● Aim of the exercise
Check each line of the data below for the word "FESTOON", then extract the ones that have it.

[Source data]

○ ○ ○ ○ ○ ○ ○

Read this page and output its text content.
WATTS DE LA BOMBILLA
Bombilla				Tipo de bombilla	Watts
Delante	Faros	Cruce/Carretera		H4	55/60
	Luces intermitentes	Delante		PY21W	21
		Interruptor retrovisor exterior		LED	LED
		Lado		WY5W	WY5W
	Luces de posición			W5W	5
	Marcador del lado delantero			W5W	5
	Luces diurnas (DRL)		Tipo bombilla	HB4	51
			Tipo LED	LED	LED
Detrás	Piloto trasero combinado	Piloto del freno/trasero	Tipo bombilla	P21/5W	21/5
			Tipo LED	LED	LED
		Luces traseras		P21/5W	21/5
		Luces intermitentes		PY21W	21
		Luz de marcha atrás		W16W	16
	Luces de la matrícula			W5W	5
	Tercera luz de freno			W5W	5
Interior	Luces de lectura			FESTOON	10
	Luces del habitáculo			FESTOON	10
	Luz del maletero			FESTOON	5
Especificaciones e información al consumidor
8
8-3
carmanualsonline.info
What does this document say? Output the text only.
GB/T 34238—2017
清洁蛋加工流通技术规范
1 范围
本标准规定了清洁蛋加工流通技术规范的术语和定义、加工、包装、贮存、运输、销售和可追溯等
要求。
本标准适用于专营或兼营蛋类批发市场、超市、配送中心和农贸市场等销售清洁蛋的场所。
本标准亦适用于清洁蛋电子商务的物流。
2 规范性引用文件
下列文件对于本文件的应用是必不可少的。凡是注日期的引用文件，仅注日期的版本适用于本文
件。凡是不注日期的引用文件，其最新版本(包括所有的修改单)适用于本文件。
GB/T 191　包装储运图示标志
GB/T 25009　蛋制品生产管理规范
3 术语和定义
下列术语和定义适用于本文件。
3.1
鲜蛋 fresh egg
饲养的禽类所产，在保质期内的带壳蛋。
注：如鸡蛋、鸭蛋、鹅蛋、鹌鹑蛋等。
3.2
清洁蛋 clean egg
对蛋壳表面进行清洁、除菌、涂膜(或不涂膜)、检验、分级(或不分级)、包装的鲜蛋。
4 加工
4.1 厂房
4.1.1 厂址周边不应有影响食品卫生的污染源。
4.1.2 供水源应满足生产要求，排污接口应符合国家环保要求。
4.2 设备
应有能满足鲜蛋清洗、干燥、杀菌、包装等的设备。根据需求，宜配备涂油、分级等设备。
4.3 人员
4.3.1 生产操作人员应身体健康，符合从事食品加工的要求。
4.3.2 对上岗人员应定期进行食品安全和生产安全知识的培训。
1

○ ○ ○ ○ ○ ○ ○

● Output
Interior	Luces de lectura			FESTOON	10
	Luces del habitáculo			FESTOON	10
	Luz del maletero			FESTOON	5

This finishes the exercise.